# Text shown
Sunday, May 27, 2007

Daring Bakers Challenge: Le Gâteau Saint Honoré



Once upon a time there was a beautiful swan
Who lived in a lake made of sugar and cream
The swan was happy in his little sweet dream
Surrounded by whipped clouds and caramel bun





When I first saw this month’s challenge, chosen by Helene and Anita, I was a little skeptical and afraid that I wouldn’t be able to make it. I’ve never made Le gâteau Saint Honoré before and I know that if it weren’t for my fellow daring bakers I would have never done it. I guess I am not an adventurous when it comes to this kind of cakes.
Having some bad memories from a greasy, sticky puff pastry, I just didn’t know what to expect with this one. But I wasn’t disappointed. I wasn’t disappointed at all. Not only the puff pastry turns out wonderfully flaky and delicious but also the making of this cake allowed me to challenge my pastry skills and to face my fear of…piping bag.
For years I’ve been avoiding recipes that involves piping bags, using instead ziplog bags or my handy dandy…spoon.
My icing flowers weren’t perfect. Actually they were far from being perfect but I haven’t given up hope that one day I will be an expert on this subject. For a beginner I am quite proud of my self.
The thing that I will change next time is making a smaller portion of this cake because it is just too much for only two persons. Or, I will invite all the daring bakers to share it with me!
Who wants the swan?

Thanks to Helene and Anita for this May’s challenge and for introducing me to this delicious cake that is Le gâteau Saint Honoré. Head over to their respective blogs to find the recipe in its entirety.
Don’t forget to check out other daring bakers’ beautiful creations.
I am now a daring baker and proud of it.


Tuesday, May 22, 2007

Challattone!



Don’t try to look this word up in the dictionary or any cookbook because it doesn’t exist.
What is Challattone?

Challattone is what happened when a woman wants to surprise her husband, a panettone fanatic, but doesn’t have a Panettone recipe.
What did she do?

She took a Challah bread recipe and turned it into a fake panettone by adding candied fruit peels and golden raisins. The result: Challattone.
Why did she choose the Challah recipe? Why not brioche?

Annotated element entries

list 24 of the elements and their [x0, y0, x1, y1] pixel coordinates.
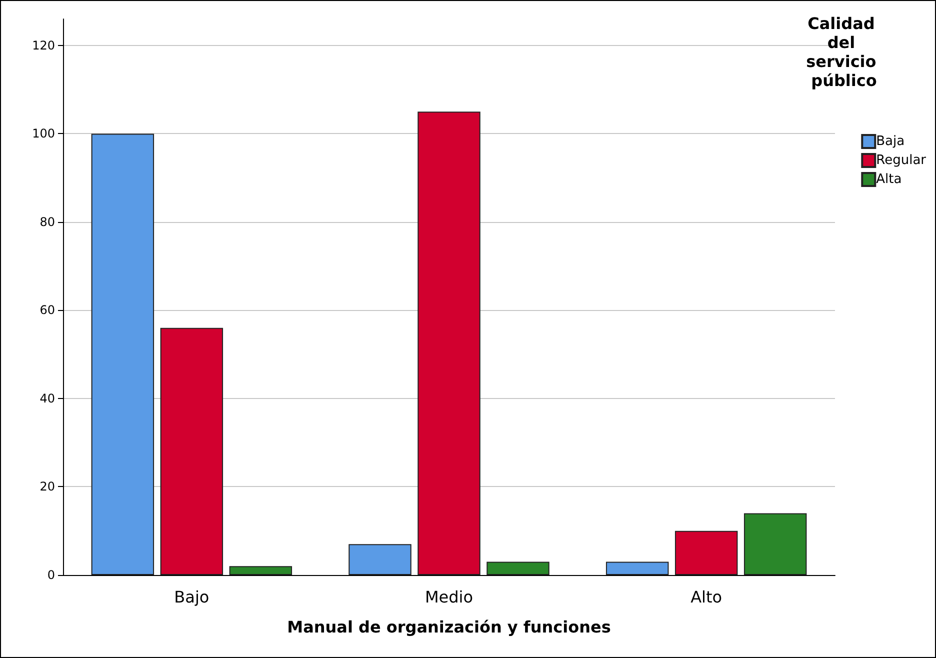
- bar: [160, 328, 224, 575]
- bar: [418, 112, 480, 575]
- bar: [606, 562, 669, 575]
- bar: [348, 544, 412, 575]
- y-tick-label: 20: [40, 480, 55, 494]
- y-tick-label: 40: [40, 391, 55, 406]
- legend-label: Regular: [876, 153, 927, 168]
- y-tick-label: 80: [40, 214, 55, 229]
- x-axis-title: Manual de organización y funciones: [287, 618, 611, 636]
- bar: [229, 566, 292, 575]
- y-tick-label: 0: [47, 568, 55, 582]
- bar: [744, 513, 807, 575]
- y-tick-label: 60: [40, 303, 55, 318]
- x-tick-label: Medio: [424, 588, 474, 606]
- legend-title: Calidad del servicio público: [806, 14, 882, 90]
- bar: [91, 134, 154, 575]
- bar: [674, 530, 738, 575]
- bar: [486, 562, 550, 575]
- x-tick-label: Alto: [690, 588, 722, 606]
- y-tick-label: 120: [32, 38, 55, 52]
- legend-label: Baja: [876, 134, 905, 149]
- y-tick-label: 100: [32, 126, 55, 141]
- x-tick-label: Bajo: [174, 588, 210, 606]
- legend-label: Alta: [876, 172, 902, 187]
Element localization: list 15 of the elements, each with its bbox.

# Exercise requirements
[1] Decide whether each statement agrees with the baking blog text, answering yes or no and quoting the words of the text that decide it: (a) Helene and Anita chose the May challenge. (b) The writer had made Le gâteau Saint Honoré before. (c) Challattone was made from a brioche recipe.
[2] Please list every bread named in the Challattone post of the baking blog text.
[3] Continue the baking blog text from its last sentence.

# Task-by-task outputs
[1]
(a) Yes: "chosen by Helene and Anita"
(b) No: "I’ve never made Le gâteau Saint Honoré before"
(c) No: "She took a Challah bread recipe and turned it into a fake panettone"

[2] Challattone, panettone, Challah bread, brioche

[3]
Well, the woman thought the texture of Challah is closer to the Panettone, and making brioche can be too much work for her. The woman can be lazy sometimes.
So, making Challah bread is easier than brioche?

It is supposed to be easier, but not for this woman who has a funny way reading a recipe: first, she reads the ingredients, then reads the first part of the preparation then jumps to the baking time. What she forgot is that bread needs to rise twice. The result: going to bed at 2 AM.
Did they enjoy the bread?

They did. Challattone was far from tasting like a Panettone but it was a good and fragrant Challah bread. The husband is still hoping to have a warm, homemade Panettone for breakfast and the woman is still up for the challenge but this time she is armed with an authentic Panettone recipe and can’t wait to try it.
To be continued…



Challattone

Recipe: Challah adapted from Williams-Sonoma: Essentials of Baking


- 5 tsp active dry yeast
- 1 cup warm water
- ½ cup sugar
- 3 large eggs, plus 1 egg, beaten for glaze
- 5 cups all purpose flour
- 2 tsp salt
- ½ cup unsalted butter, at room temperature
- 2 tbsp candied fruits peels ( such as orange and lemon)
- 1/2 cup golden raisins

In the bowl of a stand mixer, dissolve the yeast in the warm water and let stand until foamy, about 5 min. Add the sugar, 3 eggs, 4 ½ cups of the flour, the salt, the candied fruit peels, the raisins and the butter. Attach the dough hook and knead on low speed, working in the remaining flour as necessary, until the dough is smooth and elastic, 5-7 min. Do not be tempted to add to much flour. The dough should stay soft and it will become less sticky with kneading.
Form the dough into a ball and transfer it to a lightly oiled bowl. Cover with a damp kitchen towel and let it rise for 2 hours.
Line a sheet pan with parchment paper. Punch down the dough and transfer it to a clean work surface. Make a braided loaf as shown in the pictures or you can make rolls or knots. Place the bread on the prepared sheet pan. Cover with a dry kitchen towel and let it rise for 45-60 min. Position a rack in the lower third of the oven, and preheat to 350F. Brush the bread gently with the beaten egg. Bake the bread until it is nicely browned and sounds hollow when tapped on the bottom, 30-35 min. Transfer to a wire rack and let cool completely.



Challattone

In francais please:
Challah adaptee du livre de Williams-Sonoma: Essentials of Baking

- 5 c.c de levure boulangere
- 250 ml d’eau tiede.
- 125g de sucre
- 3 gros oeufs, plus un oeuf battu pour badigeonner
- 780g de farine
- 2 c.c de sel
- 125g de beurre doux, a temperature ambiante

- 2c.s de pelures de fruits confits ( oranges et citron)
- 200 ml de raisins secs.

Dans le bol d’un petrin, dissoudre la levure dans l’eau et laisser fermenter, 5 min environ. Ajouter le sucre, les 3 oeufs, 700g de farine, le sel, le beurre et les fruits. Placer le bol dans votre petrin et commencer a petrir a vitesse minimale en ajoutant la farine petit a petit, si necessaire, jusqu’a ce que la pate devienne elastique et lisse, 5-7min environ. Ne soyer pas tente d’ajouter trop de farine puisque la pate doit etre souple et elle finira par etre moins collante avec le petrissage.
Rouler la pate en boule et mettre dans un bol huile. Couvrir d’un torchon humide et laisser reposer pendant 2 heures.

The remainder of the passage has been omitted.